## Instruction:
Write out the records beneath this line exactly as they appear, minus any images.

## Data for processing:

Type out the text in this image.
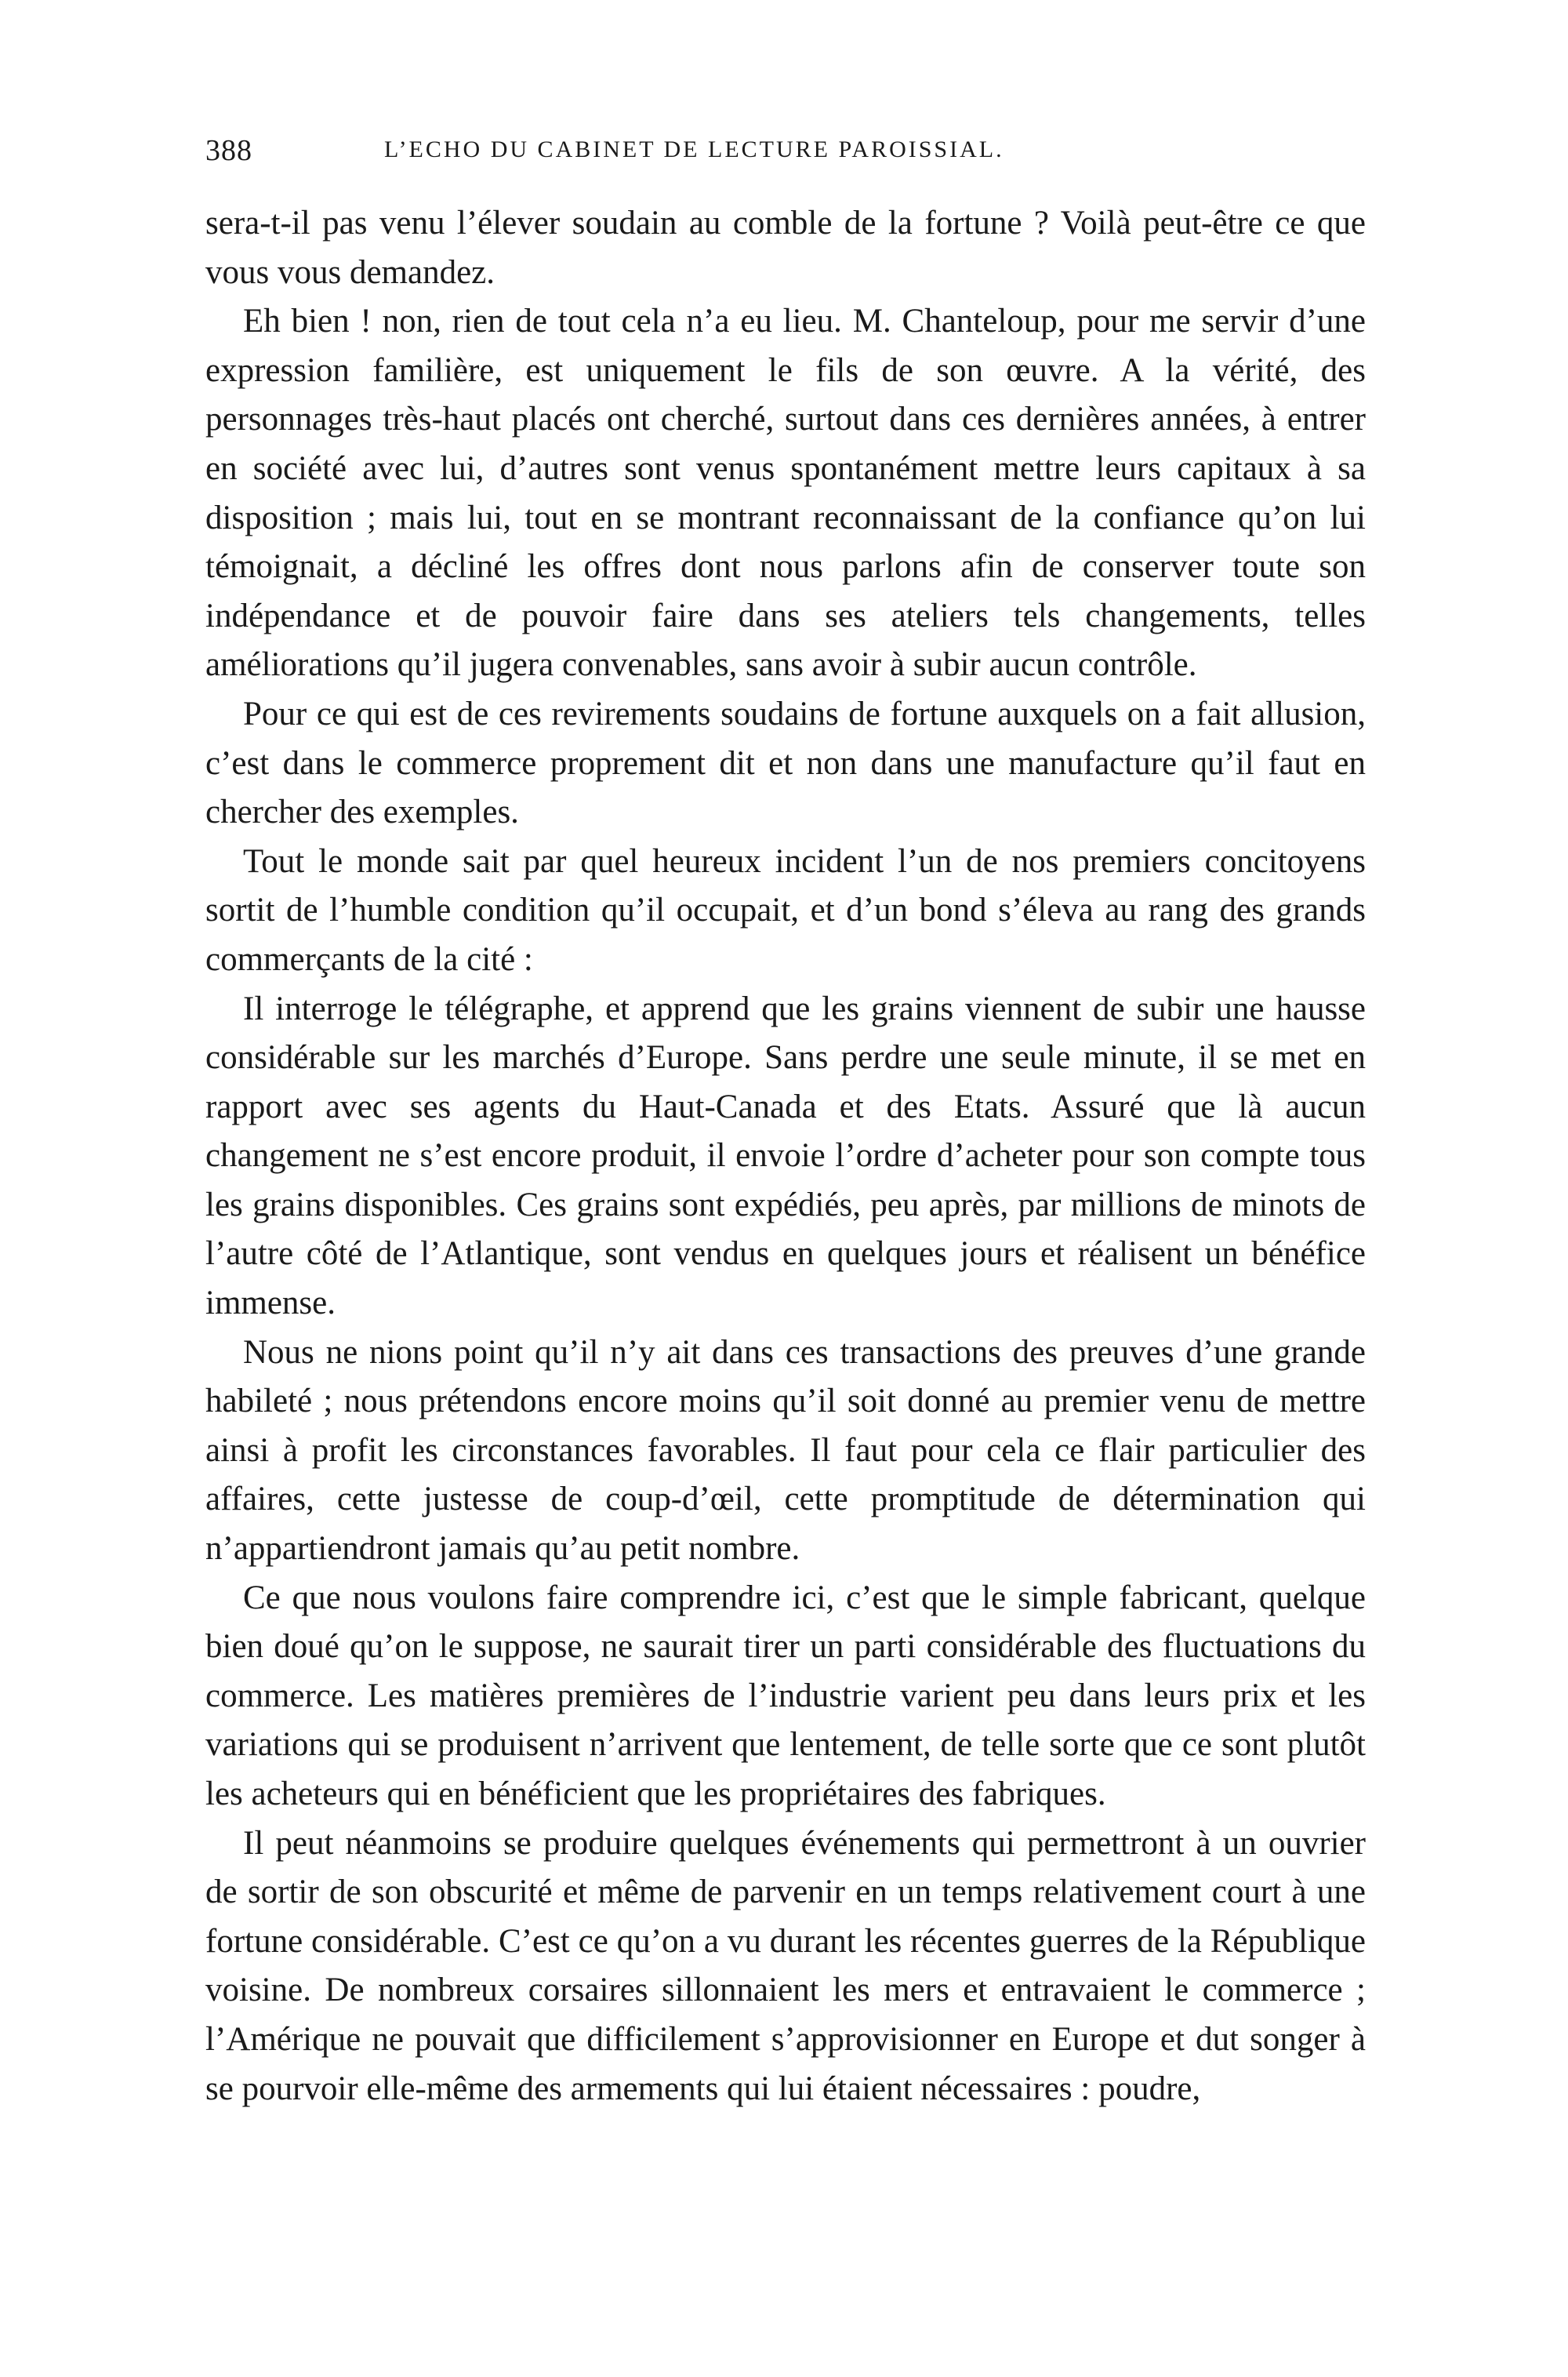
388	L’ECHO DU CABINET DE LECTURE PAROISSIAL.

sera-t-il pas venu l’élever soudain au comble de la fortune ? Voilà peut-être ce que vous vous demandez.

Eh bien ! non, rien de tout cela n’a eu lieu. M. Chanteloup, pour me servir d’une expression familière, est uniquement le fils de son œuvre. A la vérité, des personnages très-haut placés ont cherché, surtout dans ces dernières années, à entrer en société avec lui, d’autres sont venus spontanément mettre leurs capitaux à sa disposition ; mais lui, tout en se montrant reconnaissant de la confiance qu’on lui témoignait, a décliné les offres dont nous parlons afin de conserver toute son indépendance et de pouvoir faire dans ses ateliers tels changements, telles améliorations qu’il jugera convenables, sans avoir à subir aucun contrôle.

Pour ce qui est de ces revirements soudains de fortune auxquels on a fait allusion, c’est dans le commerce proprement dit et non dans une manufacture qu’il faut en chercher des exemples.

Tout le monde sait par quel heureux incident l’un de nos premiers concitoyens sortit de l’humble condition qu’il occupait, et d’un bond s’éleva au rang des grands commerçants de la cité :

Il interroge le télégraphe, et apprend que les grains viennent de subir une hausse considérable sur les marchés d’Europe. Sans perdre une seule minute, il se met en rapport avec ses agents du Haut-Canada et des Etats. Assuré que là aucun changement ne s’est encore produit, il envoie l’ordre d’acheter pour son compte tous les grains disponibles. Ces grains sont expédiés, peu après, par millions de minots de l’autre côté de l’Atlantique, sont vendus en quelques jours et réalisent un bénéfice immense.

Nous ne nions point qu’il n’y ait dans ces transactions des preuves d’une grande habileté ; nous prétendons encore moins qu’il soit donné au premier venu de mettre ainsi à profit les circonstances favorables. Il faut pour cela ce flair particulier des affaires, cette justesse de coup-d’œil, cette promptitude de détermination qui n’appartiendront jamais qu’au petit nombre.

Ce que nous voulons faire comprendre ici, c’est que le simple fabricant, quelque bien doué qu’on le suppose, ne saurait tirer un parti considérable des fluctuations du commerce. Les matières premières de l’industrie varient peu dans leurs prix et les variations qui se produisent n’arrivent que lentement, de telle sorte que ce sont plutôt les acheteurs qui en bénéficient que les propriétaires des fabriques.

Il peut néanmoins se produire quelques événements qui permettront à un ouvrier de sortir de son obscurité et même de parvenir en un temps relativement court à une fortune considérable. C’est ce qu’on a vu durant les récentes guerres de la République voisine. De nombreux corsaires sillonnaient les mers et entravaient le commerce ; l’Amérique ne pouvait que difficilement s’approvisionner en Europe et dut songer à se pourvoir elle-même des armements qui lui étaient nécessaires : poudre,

## The response:
Type out the text in this image.
388	L’ECHO DU CABINET DE LECTURE PAROISSIAL.

sera-t-il pas venu l’élever soudain au comble de la fortune ? Voilà peut-être ce que vous vous demandez.

Eh bien ! non, rien de tout cela n’a eu lieu. M. Chanteloup, pour me servir d’une expression familière, est uniquement le fils de son œuvre. A la vérité, des personnages très-haut placés ont cherché, surtout dans ces dernières années, à entrer en société avec lui, d’autres sont venus spontanément mettre leurs capitaux à sa disposition ; mais lui, tout en se montrant reconnaissant de la confiance qu’on lui témoignait, a décliné les offres dont nous parlons afin de conserver toute son indépendance et de pouvoir faire dans ses ateliers tels changements, telles améliorations qu’il jugera convenables, sans avoir à subir aucun contrôle.

Pour ce qui est de ces revirements soudains de fortune auxquels on a fait allusion, c’est dans le commerce proprement dit et non dans une manufacture qu’il faut en chercher des exemples.

Tout le monde sait par quel heureux incident l’un de nos premiers concitoyens sortit de l’humble condition qu’il occupait, et d’un bond s’éleva au rang des grands commerçants de la cité :

Il interroge le télégraphe, et apprend que les grains viennent de subir une hausse considérable sur les marchés d’Europe. Sans perdre une seule minute, il se met en rapport avec ses agents du Haut-Canada et des Etats. Assuré que là aucun changement ne s’est encore produit, il envoie l’ordre d’acheter pour son compte tous les grains disponibles. Ces grains sont expédiés, peu après, par millions de minots de l’autre côté de l’Atlantique, sont vendus en quelques jours et réalisent un bénéfice immense.

Nous ne nions point qu’il n’y ait dans ces transactions des preuves d’une grande habileté ; nous prétendons encore moins qu’il soit donné au premier venu de mettre ainsi à profit les circonstances favorables. Il faut pour cela ce flair particulier des affaires, cette justesse de coup-d’œil, cette promptitude de détermination qui n’appartiendront jamais qu’au petit nombre.

Ce que nous voulons faire comprendre ici, c’est que le simple fabricant, quelque bien doué qu’on le suppose, ne saurait tirer un parti considérable des fluctuations du commerce. Les matières premières de l’industrie varient peu dans leurs prix et les variations qui se produisent n’arrivent que lentement, de telle sorte que ce sont plutôt les acheteurs qui en bénéficient que les propriétaires des fabriques.

Il peut néanmoins se produire quelques événements qui permettront à un ouvrier de sortir de son obscurité et même de parvenir en un temps relativement court à une fortune considérable. C’est ce qu’on a vu durant les récentes guerres de la République voisine. De nombreux corsaires sillonnaient les mers et entravaient le commerce ; l’Amérique ne pouvait que difficilement s’approvisionner en Europe et dut songer à se pourvoir elle-même des armements qui lui étaient nécessaires : poudre,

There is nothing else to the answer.